● Task description:
Filter the entries, keeping every line with the word "However".

● Data provided:

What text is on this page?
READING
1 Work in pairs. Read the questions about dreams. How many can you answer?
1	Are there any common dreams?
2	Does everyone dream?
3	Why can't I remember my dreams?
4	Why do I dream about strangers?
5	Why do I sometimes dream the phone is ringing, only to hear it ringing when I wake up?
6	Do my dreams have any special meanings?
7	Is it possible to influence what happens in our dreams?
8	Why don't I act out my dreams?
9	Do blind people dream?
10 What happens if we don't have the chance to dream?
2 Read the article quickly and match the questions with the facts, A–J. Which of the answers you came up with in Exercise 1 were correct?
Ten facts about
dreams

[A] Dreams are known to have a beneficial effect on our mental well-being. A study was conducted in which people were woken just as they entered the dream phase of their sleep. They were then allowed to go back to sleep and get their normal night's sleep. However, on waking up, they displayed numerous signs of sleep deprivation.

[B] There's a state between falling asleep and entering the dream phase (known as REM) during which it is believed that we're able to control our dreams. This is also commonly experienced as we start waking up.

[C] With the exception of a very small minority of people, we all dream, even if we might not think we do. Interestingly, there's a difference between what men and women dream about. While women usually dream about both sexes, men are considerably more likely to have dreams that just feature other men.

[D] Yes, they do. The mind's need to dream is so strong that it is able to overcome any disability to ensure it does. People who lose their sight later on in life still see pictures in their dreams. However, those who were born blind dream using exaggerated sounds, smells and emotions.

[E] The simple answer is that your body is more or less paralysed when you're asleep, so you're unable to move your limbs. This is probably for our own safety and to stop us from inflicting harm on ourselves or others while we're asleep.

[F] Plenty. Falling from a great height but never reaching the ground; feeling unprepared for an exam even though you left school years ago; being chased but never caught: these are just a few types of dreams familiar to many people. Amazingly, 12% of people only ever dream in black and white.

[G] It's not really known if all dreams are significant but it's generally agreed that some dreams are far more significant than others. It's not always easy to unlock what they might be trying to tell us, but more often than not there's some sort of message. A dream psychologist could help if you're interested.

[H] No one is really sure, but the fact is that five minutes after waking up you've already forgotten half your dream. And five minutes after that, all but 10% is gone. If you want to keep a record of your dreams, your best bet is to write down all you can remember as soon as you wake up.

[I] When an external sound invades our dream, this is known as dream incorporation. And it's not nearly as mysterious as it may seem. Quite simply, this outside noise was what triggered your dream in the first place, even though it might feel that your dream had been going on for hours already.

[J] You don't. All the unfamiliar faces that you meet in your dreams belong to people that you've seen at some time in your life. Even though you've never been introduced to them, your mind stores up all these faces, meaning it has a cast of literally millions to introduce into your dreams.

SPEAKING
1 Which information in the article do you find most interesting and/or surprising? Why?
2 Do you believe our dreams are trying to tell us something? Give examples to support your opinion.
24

● Written solution:
[A] Dreams are known to have a beneficial effect on our mental well-being. A study was conducted in which people were woken just as they entered the dream phase of their sleep. They were then allowed to go back to sleep and get their normal night's sleep. However, on waking up, they displayed numerous signs of sleep deprivation.
[D] Yes, they do. The mind's need to dream is so strong that it is able to overcome any disability to ensure it does. People who lose their sight later on in life still see pictures in their dreams. However, those who were born blind dream using exaggerated sounds, smells and emotions.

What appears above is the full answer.